▶ _Records for the task_:
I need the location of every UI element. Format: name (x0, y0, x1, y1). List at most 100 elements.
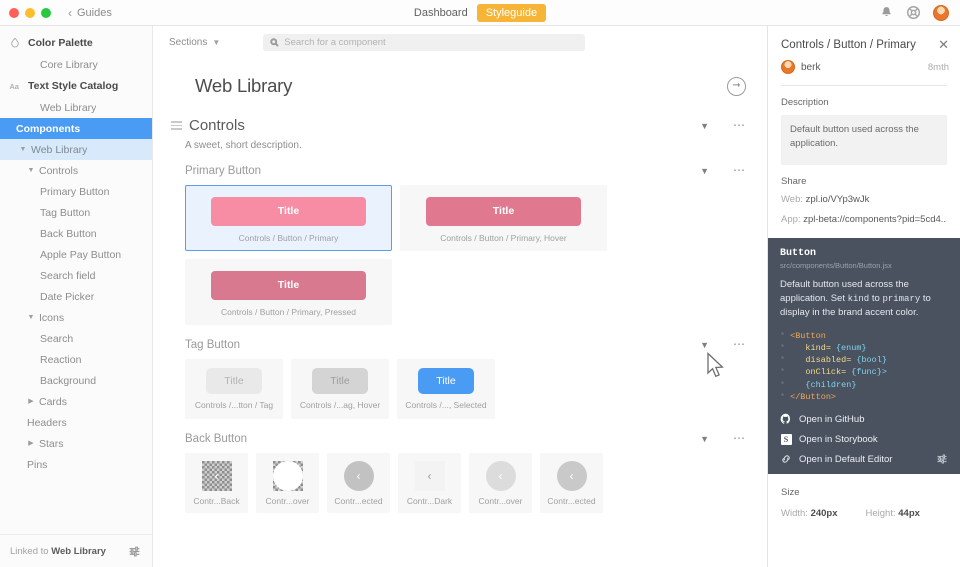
sidebar-item-reaction[interactable]: Reaction (0, 349, 152, 370)
twisty-right-icon[interactable]: ▶ (27, 398, 35, 405)
description-label: Description (781, 97, 829, 108)
caret-down-icon[interactable]: ▼ (700, 434, 709, 444)
sidebar-item-apple-pay-button[interactable]: Apple Pay Button (0, 244, 152, 265)
sidebar-item-back-button[interactable]: Back Button (0, 223, 152, 244)
code-description: Default button used across the applicati… (780, 278, 931, 319)
back-to-guides-button[interactable]: ‹ Guides (68, 6, 112, 20)
twisty-down-icon[interactable]: ▼ (19, 146, 27, 153)
tag-button-preview[interactable]: Title (206, 368, 262, 394)
primary-button-preview[interactable]: Title (211, 196, 366, 226)
back-button-preview[interactable]: ‹ (414, 460, 445, 491)
sidebar-item-pins[interactable]: Pins (0, 454, 152, 475)
back-button-preview[interactable]: ‹ (343, 460, 374, 491)
titlebar-right-actions (879, 0, 949, 25)
caret-down-icon[interactable]: ▼ (700, 121, 709, 131)
group-actions: ▼ ⋯ (700, 338, 751, 350)
twisty-down-icon[interactable]: ▼ (27, 167, 35, 174)
sidebar-item-controls[interactable]: ▼ Controls (0, 160, 152, 181)
group-title: Back Button (185, 433, 248, 445)
share-row[interactable]: Web: zpl.io/VYp3wJk (781, 194, 947, 205)
caret-down-icon[interactable]: ▼ (700, 340, 709, 350)
component-card[interactable]: ‹ Contr...ected (540, 453, 603, 513)
component-card[interactable]: ‹ Contr...over (469, 453, 532, 513)
sidebar-item-core-library[interactable]: Core Library (0, 54, 152, 75)
sections-dropdown[interactable]: Sections ▼ (169, 37, 220, 48)
bell-icon[interactable] (879, 5, 894, 20)
sidebar-item-label: Search field (40, 269, 96, 282)
sidebar: Color Palette Core Library Aa Text Style Ca… (0, 26, 153, 567)
group-title: Primary Button (185, 165, 262, 177)
sidebar-item-cards[interactable]: ▶ Cards (0, 391, 152, 412)
sliders-icon[interactable] (128, 545, 141, 558)
card-caption: Contr...Back (193, 495, 240, 506)
caret-down-icon[interactable]: ▼ (700, 166, 709, 176)
back-button-preview[interactable]: ‹ (485, 460, 516, 491)
sidebar-item-search[interactable]: Search (0, 328, 152, 349)
sliders-icon[interactable] (936, 453, 948, 465)
tab-styleguide[interactable]: Styleguide (476, 3, 547, 22)
ellipsis-icon[interactable]: ⋯ (733, 432, 746, 444)
back-button-preview[interactable]: ‹ (556, 460, 587, 491)
code-token: </Button> (790, 392, 837, 403)
primary-button-preview[interactable]: Title (426, 196, 581, 226)
component-card[interactable]: Title Controls /...ag, Hover (291, 359, 389, 419)
minimize-window-button[interactable] (25, 7, 35, 18)
sidebar-item-text-style-catalog[interactable]: Aa Text Style Catalog (0, 75, 152, 97)
group-header: Primary Button ▼ ⋯ (169, 164, 751, 177)
share-row[interactable]: App: zpl-beta://components?pid=5cd4... (781, 214, 947, 225)
user-avatar[interactable] (933, 4, 949, 21)
sidebar-item-search-field[interactable]: Search field (0, 265, 152, 286)
sidebar-item-color-palette[interactable]: Color Palette (0, 32, 152, 54)
tag-button-preview[interactable]: Title (312, 368, 368, 394)
open-in-github-link[interactable]: Open in GitHub (780, 413, 948, 425)
close-window-button[interactable] (9, 7, 19, 18)
sidebar-item-date-picker[interactable]: Date Picker (0, 286, 152, 307)
drag-handle-icon[interactable] (171, 121, 182, 130)
code-token: kind= (790, 342, 831, 353)
arrow-right-circle-icon[interactable]: ➞ (727, 76, 746, 96)
open-in-editor-row: Open in Default Editor (780, 453, 948, 465)
code-token: onClick= (790, 367, 847, 378)
close-icon[interactable]: ✕ (938, 38, 949, 51)
share-value: zpl.io/VYp3wJk (805, 193, 870, 205)
twisty-right-icon[interactable]: ▶ (27, 440, 35, 447)
component-card[interactable]: Title Controls /...tton / Tag (185, 359, 283, 419)
back-button-preview[interactable]: ‹ (272, 460, 303, 491)
sidebar-item-tag-button[interactable]: Tag Button (0, 202, 152, 223)
open-in-storybook-link[interactable]: S Open in Storybook (780, 433, 948, 445)
ellipsis-icon[interactable]: ⋯ (733, 338, 746, 350)
component-card[interactable]: ‹ Contr...over (256, 453, 319, 513)
ellipsis-icon[interactable]: ⋯ (733, 164, 746, 176)
search-input[interactable] (284, 37, 579, 48)
twisty-down-icon[interactable]: ▼ (27, 314, 35, 321)
sidebar-item-background[interactable]: Background (0, 370, 152, 391)
author-name: berk (801, 61, 821, 73)
card-grid: Title Controls / Button / Primary Title Con… (169, 185, 751, 325)
sidebar-item-stars[interactable]: ▶ Stars (0, 433, 152, 454)
back-button-preview[interactable]: ‹ (201, 460, 232, 491)
sidebar-item-headers[interactable]: Headers (0, 412, 152, 433)
component-card[interactable]: ‹ Contr...ected (327, 453, 390, 513)
tag-button-preview[interactable]: Title (418, 368, 474, 394)
component-card[interactable]: Title Controls / Button / Primary (185, 185, 392, 251)
sidebar-item-components[interactable]: Components (0, 118, 152, 146)
help-ring-icon[interactable] (906, 5, 921, 20)
sidebar-item-primary-button[interactable]: Primary Button (0, 181, 152, 202)
sidebar-item-web-library[interactable]: ▼ Web Library (0, 139, 152, 160)
component-card[interactable]: Title Controls /..., Selected (397, 359, 495, 419)
primary-button-preview[interactable]: Title (211, 270, 366, 300)
component-card[interactable]: ‹ Contr...Dark (398, 453, 461, 513)
sidebar-item-label: Text Style Catalog (28, 80, 119, 92)
component-card[interactable]: Title Controls / Button / Primary, Presse… (185, 259, 392, 325)
sidebar-item-web-library[interactable]: Web Library (0, 97, 152, 118)
author-timestamp: 8mth (927, 61, 949, 73)
component-card[interactable]: Title Controls / Button / Primary, Hover (400, 185, 607, 251)
chevron-left-icon: ‹ (427, 468, 432, 483)
sidebar-item-icons[interactable]: ▼ Icons (0, 307, 152, 328)
component-card[interactable]: ‹ Contr...Back (185, 453, 248, 513)
search-component-box[interactable] (263, 34, 586, 51)
open-in-default-editor-link[interactable]: Open in Default Editor (780, 453, 892, 465)
tab-dashboard[interactable]: Dashboard (414, 7, 468, 19)
ellipsis-icon[interactable]: ⋯ (733, 119, 746, 131)
maximize-window-button[interactable] (41, 7, 51, 18)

▶ _Given problem_:
Copy every line of the material above word for word, leaving out the pictures.

▶ _Answer for this exercise_:
I need the location of every UI element. Format: name (x0, y0, x1, y1). List at most 100 elements.
sidebar-item-reaction[interactable]: Reaction (0, 349, 152, 370)
twisty-right-icon[interactable]: ▶ (27, 398, 35, 405)
description-label: Description (781, 97, 829, 108)
caret-down-icon[interactable]: ▼ (700, 434, 709, 444)
sidebar-item-apple-pay-button[interactable]: Apple Pay Button (0, 244, 152, 265)
sidebar-item-back-button[interactable]: Back Button (0, 223, 152, 244)
code-description: Default button used across the applicati… (780, 278, 931, 319)
back-to-guides-button[interactable]: ‹ Guides (68, 6, 112, 20)
twisty-down-icon[interactable]: ▼ (19, 146, 27, 153)
tag-button-preview[interactable]: Title (206, 368, 262, 394)
primary-button-preview[interactable]: Title (211, 196, 366, 226)
back-button-preview[interactable]: ‹ (414, 460, 445, 491)
sidebar-item-pins[interactable]: Pins (0, 454, 152, 475)
back-button-preview[interactable]: ‹ (343, 460, 374, 491)
titlebar-right-actions (879, 0, 949, 25)
caret-down-icon[interactable]: ▼ (700, 121, 709, 131)
group-actions: ▼ ⋯ (700, 338, 751, 350)
twisty-down-icon[interactable]: ▼ (27, 167, 35, 174)
sidebar-item-controls[interactable]: ▼ Controls (0, 160, 152, 181)
group-title: Back Button (185, 433, 248, 445)
share-row[interactable]: Web: zpl.io/VYp3wJk (781, 194, 947, 205)
caret-down-icon[interactable]: ▼ (700, 340, 709, 350)
component-card[interactable]: ‹ Contr...ected (540, 453, 603, 513)
component-card[interactable]: ‹ Contr...over (469, 453, 532, 513)
sidebar-item-core-library[interactable]: Core Library (0, 54, 152, 75)
sections-dropdown[interactable]: Sections ▼ (169, 37, 220, 48)
bell-icon[interactable] (879, 5, 894, 20)
sidebar-item-label: Search field (40, 269, 96, 282)
sidebar: Color Palette Core Library Aa Text Style Ca… (0, 26, 153, 567)
group-title: Primary Button (185, 165, 262, 177)
sidebar-item-cards[interactable]: ▶ Cards (0, 391, 152, 412)
sliders-icon[interactable] (128, 545, 141, 558)
card-caption: Contr...Back (193, 495, 240, 506)
caret-down-icon[interactable]: ▼ (700, 166, 709, 176)
back-button-preview[interactable]: ‹ (485, 460, 516, 491)
sidebar-item-search[interactable]: Search (0, 328, 152, 349)
sliders-icon[interactable] (936, 453, 948, 465)
tab-styleguide[interactable]: Styleguide (476, 3, 547, 22)
ellipsis-icon[interactable]: ⋯ (733, 432, 746, 444)
back-button-preview[interactable]: ‹ (556, 460, 587, 491)
code-token: </Button> (790, 392, 837, 403)
primary-button-preview[interactable]: Title (426, 196, 581, 226)
component-card[interactable]: Title Controls /...ag, Hover (291, 359, 389, 419)
minimize-window-button[interactable] (25, 7, 35, 18)
sidebar-item-text-style-catalog[interactable]: Aa Text Style Catalog (0, 75, 152, 97)
group-header: Primary Button ▼ ⋯ (169, 164, 751, 177)
share-row[interactable]: App: zpl-beta://components?pid=5cd4... (781, 214, 947, 225)
user-avatar[interactable] (933, 4, 949, 21)
sidebar-item-search-field[interactable]: Search field (0, 265, 152, 286)
sidebar-item-color-palette[interactable]: Color Palette (0, 32, 152, 54)
tag-button-preview[interactable]: Title (312, 368, 368, 394)
open-in-github-link[interactable]: Open in GitHub (780, 413, 948, 425)
close-window-button[interactable] (9, 7, 19, 18)
sidebar-item-date-picker[interactable]: Date Picker (0, 286, 152, 307)
drag-handle-icon[interactable] (171, 121, 182, 130)
code-token: kind= (790, 342, 831, 353)
arrow-right-circle-icon[interactable]: ➞ (727, 76, 746, 96)
open-in-editor-row: Open in Default Editor (780, 453, 948, 465)
code-token: onClick= (790, 367, 847, 378)
close-icon[interactable]: ✕ (938, 38, 949, 51)
share-value: zpl.io/VYp3wJk (805, 193, 870, 205)
twisty-right-icon[interactable]: ▶ (27, 440, 35, 447)
component-card[interactable]: Title Controls /...tton / Tag (185, 359, 283, 419)
back-button-preview[interactable]: ‹ (272, 460, 303, 491)
sidebar-item-tag-button[interactable]: Tag Button (0, 202, 152, 223)
open-in-storybook-link[interactable]: S Open in Storybook (780, 433, 948, 445)
ellipsis-icon[interactable]: ⋯ (733, 338, 746, 350)
component-card[interactable]: ‹ Contr...over (256, 453, 319, 513)
ellipsis-icon[interactable]: ⋯ (733, 164, 746, 176)
search-input[interactable] (284, 37, 579, 48)
twisty-down-icon[interactable]: ▼ (27, 314, 35, 321)
sidebar-item-background[interactable]: Background (0, 370, 152, 391)
author-name: berk (801, 61, 821, 73)
card-grid: Title Controls / Button / Primary Title Con… (169, 185, 751, 325)
sidebar-item-stars[interactable]: ▶ Stars (0, 433, 152, 454)
back-button-preview[interactable]: ‹ (201, 460, 232, 491)
sidebar-item-headers[interactable]: Headers (0, 412, 152, 433)
component-card[interactable]: ‹ Contr...ected (327, 453, 390, 513)
tag-button-preview[interactable]: Title (418, 368, 474, 394)
component-card[interactable]: Title Controls / Button / Primary (185, 185, 392, 251)
sidebar-item-components[interactable]: Components (0, 118, 152, 146)
help-ring-icon[interactable] (906, 5, 921, 20)
sidebar-item-primary-button[interactable]: Primary Button (0, 181, 152, 202)
sidebar-item-web-library[interactable]: ▼ Web Library (0, 139, 152, 160)
component-card[interactable]: Title Controls /..., Selected (397, 359, 495, 419)
primary-button-preview[interactable]: Title (211, 270, 366, 300)
component-card[interactable]: ‹ Contr...Dark (398, 453, 461, 513)
sidebar-item-label: Text Style Catalog (28, 80, 119, 92)
component-card[interactable]: Title Controls / Button / Primary, Presse… (185, 259, 392, 325)
sidebar-item-web-library[interactable]: Web Library (0, 97, 152, 118)
author-timestamp: 8mth (927, 61, 949, 73)
component-card[interactable]: Title Controls / Button / Primary, Hover (400, 185, 607, 251)
chevron-left-icon: ‹ (427, 468, 432, 483)
sidebar-item-icons[interactable]: ▼ Icons (0, 307, 152, 328)
component-card[interactable]: ‹ Contr...Back (185, 453, 248, 513)
search-component-box[interactable] (263, 34, 586, 51)
open-in-default-editor-link[interactable]: Open in Default Editor (780, 453, 892, 465)
tab-dashboard[interactable]: Dashboard (414, 7, 468, 19)
ellipsis-icon[interactable]: ⋯ (733, 119, 746, 131)
maximize-window-button[interactable] (41, 7, 51, 18)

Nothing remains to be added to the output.